PROBLEMS
1 > Could you copy the Leap Day article word for word, everything from "Sofiee Ng worked" down to "Yeesa Cheung (張麗紗)"?
2 > Can you carry on the Leap Day article past its final line?

EXCERPT TO READ
(begin)

Leap Day () is a Hong Kong television drama series produced by HK Television Entertainment and aired on ViuTV between 2 and 13 March 2020. Directed by Steve Law and written by Yellow Wong, the series stars Sofiee Ng, Chui Tien-you and Terrance Lau.

Synopsis 
Yeesa Cheung (Sofiee Ng), born on a leap day, believes her birthday is squeezed between 28 February and 1 March in common years. When she celebrates her birthday in 2017, she unexpectedly travels to 29 February 2020 in Sapporo. There she is greeted by two strangers, Ryan Ma (Chui Tien-you) and Yu Ka-chung (Terrance Lau), and finds her future self killed in a traffic accident. After she returns to 2017, only one second has passed, but the three have now to work together to circumvent their common destiny.

Production 
The crew describe the genre as romance more than sci-fi. The director, Steve Law, drew inspiration from a friend of his who was born on 29 February, before incorporating the idea of time travel. The filming in Hong Kong was completed before the overseas scenes. The crew initially planned to set the story in Taipei but later chose Sapporo to add to mystical and romantic elements. They received support and sponsor from the Sapporo Film Commission to cast Japanese characters at the desired spots. Yamano Hisaji, the coordinator of the collaborating producer company in Japan, was additionally cast to play the pivotal role of Kagawa Niro. With a limited budget, the crew had a tight filming schedule, hence some missing scenes had to be added by computer graphics and some written plots, such as the ending of Kagawa, were not filmed. The crash scene in Episode 9 was so complicated and expensive that, in order to ensure a smooth filming, Law and cinematographer Dino Wong found a visualiser to draw a storyboard, which is rare for a television series. The post-production was completed three days before the finale was aired.

Sofiee Ng worked with Steve Law on Margaret & David - Ex the Special Episode and Terrance Lau with Yellow Wong on Limited Education. They both accepted the roles without reading the script, based on the previous working experience with the crew. Ng had three ligaments torn during the filming of a chasing scene in Sapporo but went on with the shooting.

Cast and characters

Main characters
 Sofiee Ng as Yeesa Cheung (張麗紗)

(end)

ENTRIES
(begin)

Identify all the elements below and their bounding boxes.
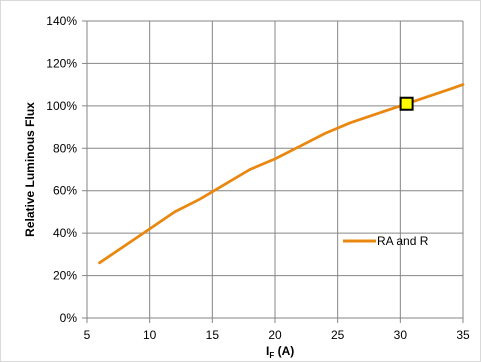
- x-tick-label: 10: [143, 328, 157, 342]
- y-tick-label: 120%: [46, 56, 77, 70]
- y-tick-label: 80%: [53, 141, 77, 155]
- y-tick-label: 100%: [46, 99, 77, 113]
- axes: [82, 20, 464, 323]
- y-tick-label: 20%: [53, 269, 77, 283]
- highlight-marker: [399, 96, 414, 111]
- y-axis-title: Relative Luminous Flux: [23, 102, 37, 237]
- x-tick-label: 30: [394, 328, 408, 342]
- x-tick-labels: 5 10 15 20 25 30 35: [84, 328, 470, 342]
- series-layer: [98, 83, 465, 265]
- legend: RA and R: [343, 234, 429, 248]
- x-tick-label: 25: [331, 328, 345, 342]
- x-tick-label: 5: [84, 328, 91, 342]
- x-tick-label: 15: [206, 328, 220, 342]
- x-axis-title-unit: (A): [274, 344, 294, 358]
- y-tick-label: 40%: [53, 226, 77, 240]
- y-tick-labels: 0% 20% 40% 60% 80% 100% 120% 140%: [46, 14, 77, 325]
- x-tick-label: 20: [268, 328, 282, 342]
- y-tick-label: 140%: [46, 14, 77, 28]
- gridlines: [86, 20, 464, 319]
- x-axis-title-main: I: [266, 344, 269, 358]
- y-tick-label: 60%: [53, 184, 77, 198]
- x-tick-label: 35: [456, 328, 470, 342]
- x-axis-title: IF (A): [266, 344, 294, 360]
- legend-label: RA and R: [377, 234, 429, 248]
- y-tick-label: 0%: [60, 311, 78, 325]
- x-axis-title-subscript: F: [269, 351, 274, 360]
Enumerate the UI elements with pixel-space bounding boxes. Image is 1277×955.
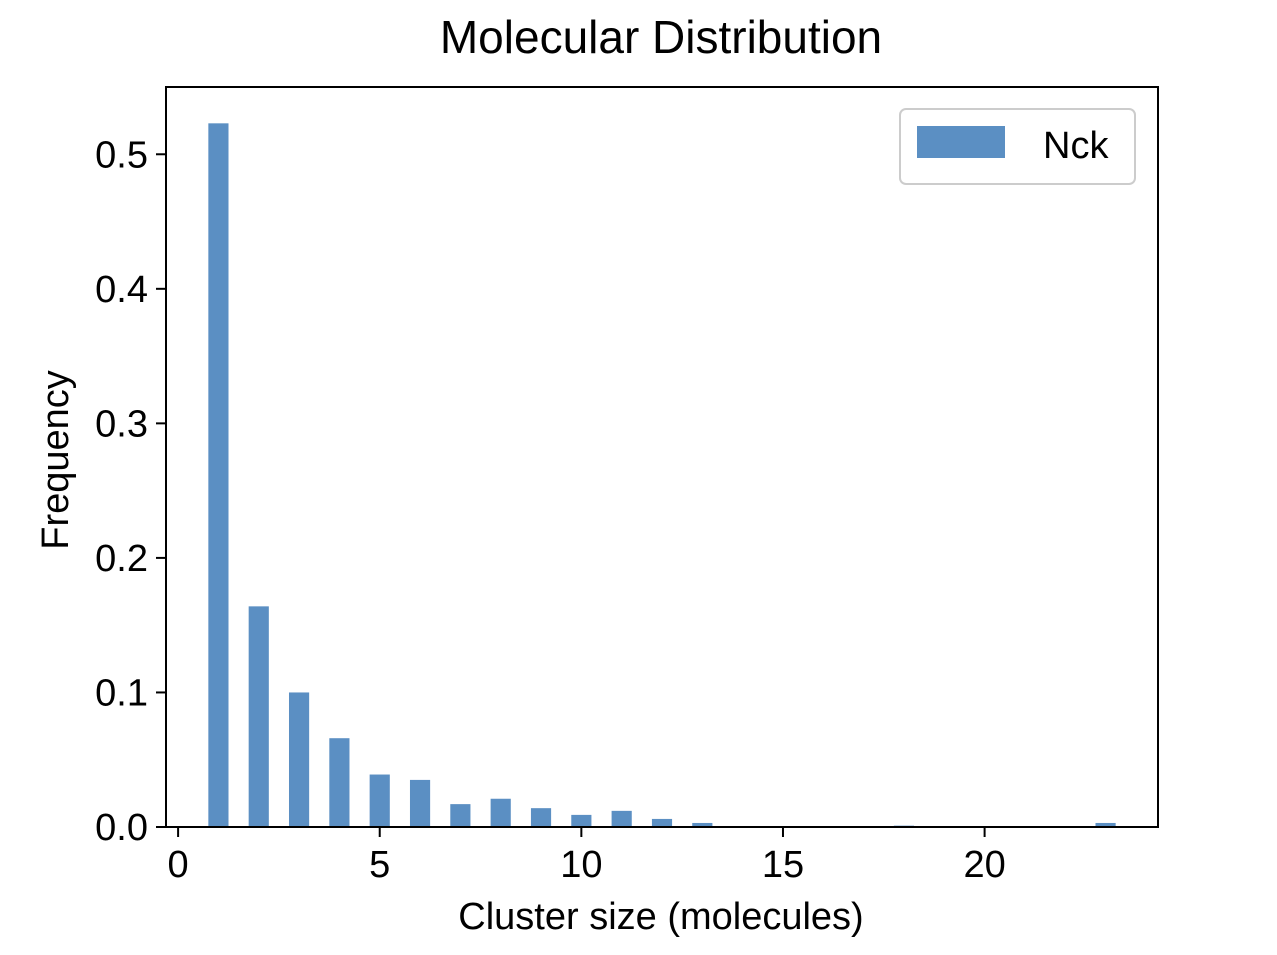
- bar-9: [530, 808, 552, 827]
- bar-11: [611, 810, 632, 827]
- bar-5: [369, 774, 390, 827]
- y-tick-label: 0.2: [95, 538, 148, 580]
- x-axis-ticks: 0 5 10 15 20: [168, 827, 1006, 886]
- x-tick-label: 5: [369, 844, 390, 886]
- legend-label-nck: Nck: [1043, 125, 1109, 167]
- bar-12: [651, 818, 673, 827]
- plot-frame: [165, 86, 1159, 828]
- bar-2: [248, 606, 269, 827]
- bar-10: [571, 814, 592, 827]
- chart-title: Molecular Distribution: [440, 11, 882, 63]
- bar-4: [329, 738, 350, 827]
- legend-swatch-nck: [917, 126, 1005, 158]
- y-tick-label: 0.4: [95, 269, 148, 311]
- x-tick-label: 10: [560, 844, 602, 886]
- y-axis-ticks: 0.0 0.1 0.2 0.3 0.4 0.5: [95, 134, 166, 849]
- bar-1: [208, 123, 229, 827]
- y-tick-label: 0.3: [95, 403, 148, 445]
- bar-23: [1095, 822, 1116, 827]
- legend: Nck: [899, 108, 1136, 185]
- y-tick-label: 0.0: [95, 807, 148, 849]
- bar-series: [208, 123, 1116, 827]
- y-axis-label: Frequency: [35, 370, 77, 550]
- bar-13: [692, 822, 713, 827]
- x-axis-label: Cluster size (molecules): [458, 896, 863, 938]
- bar-3: [288, 692, 310, 827]
- bar-8: [490, 798, 511, 827]
- x-tick-label: 20: [963, 844, 1005, 886]
- x-tick-label: 15: [762, 844, 804, 886]
- x-tick-label: 0: [168, 844, 189, 886]
- bar-7: [450, 804, 471, 827]
- y-tick-label: 0.5: [95, 134, 148, 176]
- y-tick-label: 0.1: [95, 672, 148, 714]
- bar-6: [409, 779, 431, 827]
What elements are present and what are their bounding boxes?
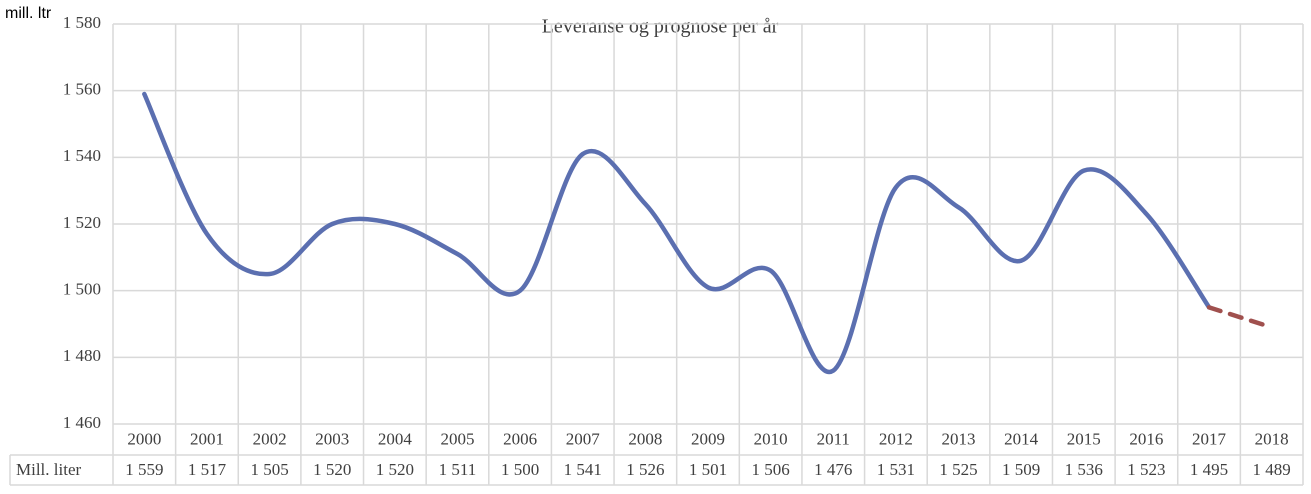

(end)

ANSWERS TO EACH TASK
1 >
Sofiee Ng worked with Steve Law on Margaret & David - Ex the Special Episode and Terrance Lau with Yellow Wong on Limited Education. They both accepted the roles without reading the script, based on the previous working experience with the crew. Ng had three ligaments torn during the filming of a chasing scene in Sapporo but went on with the shooting.

Cast and characters

Main characters
 Sofiee Ng as Yeesa Cheung (張麗紗)

2 >
Born on 29 February 1992, she believes she is unlucky because she has a quarter of birthday wishes compared to others. She aspires to be a professional designer but has not found a permanent job for three years since graduation from a design degree. She describes herself as being indecisive, as she is afraid of bearing responsibility for her decisions. Her character name is inspired by Riisa Naka, the voice actress for Makoto Konno of The Girl Who Leapt Through Time.
 Chui Tien-you as Ryan Ma (馬智浩)
He aspires to be a professional Japanese chef but is growingly unsatisfied with his job at a supermarket. He puts his mother and sister before himself.
Terrance Lau as Yu Ka-chung (余家聰)
A doctor of philosophy and chairman of Sacred Geometry Association. He distances himself from emotions.

Other characters
Deon Cheung as Cheung San (張辰) — Yeesa's father. A grocery store owner.
Kaki Sham as Pak Sai-kai 'Brazil Turtle' (白世繼; 巴西龜) — Vice-chairman of Sacred Geometry Association. Specialised in geometry and physics.
Ranya Lee as Fiona Tse (謝心雪) — One of Yeesa's best friends. A professional real estate agent.
Kiki Cheung as Lee Ka-man 'Kaka' (李嘉敏; 嘉嘉) — One of Yeesa's best friends. A beauty youtuber.
Anna Ng as Lee (李姐) — Ryan's mother
Krince Mak as Ma Tsz-ching (馬芷晴) — Ryan's younger sister. A senior secondary school student sitting for HKDSE in 2019
Will Or as Jonathan — Fiona's boyfriend. A start-up entrepreneur.
Eric Leung as Timothy — Kaka's boyfriend. A newspaper journalist. 
Yamano Hisaji as Kagawa Niro (香川二郎) — A beer deliveryman whose son suffers from chronic illness.
Leung Tin-chak as 'Jesus' (耶穌) — Member of Sacred Geometry Association. Specialised in conspiracy theories.
Esther So as 'Tripper' (跳掣) — Member of Sacred Geometry Association. Specialised in hypnosis.
Kwan Wing-yu as 'Kwan Yu' (關羽) — Member of Sacred Geometry Association. Specialised in dimensional analysis.
Cheng Man-hei as 'Alien' — Member of Sacred Geometry Association. Specialised in Extraterrestrial studies.
Ho Kai-wa as Thomas — Ryan's coworker at a supermarket.
Okizaki Chinatsu as Minamino Miko (南野美子) — Yeesa's mother. A native of Sapporo.

Episodes

Theme music and song 
The original scores, opening and ending themes were composed by Day Tai and his team at D Dome Music.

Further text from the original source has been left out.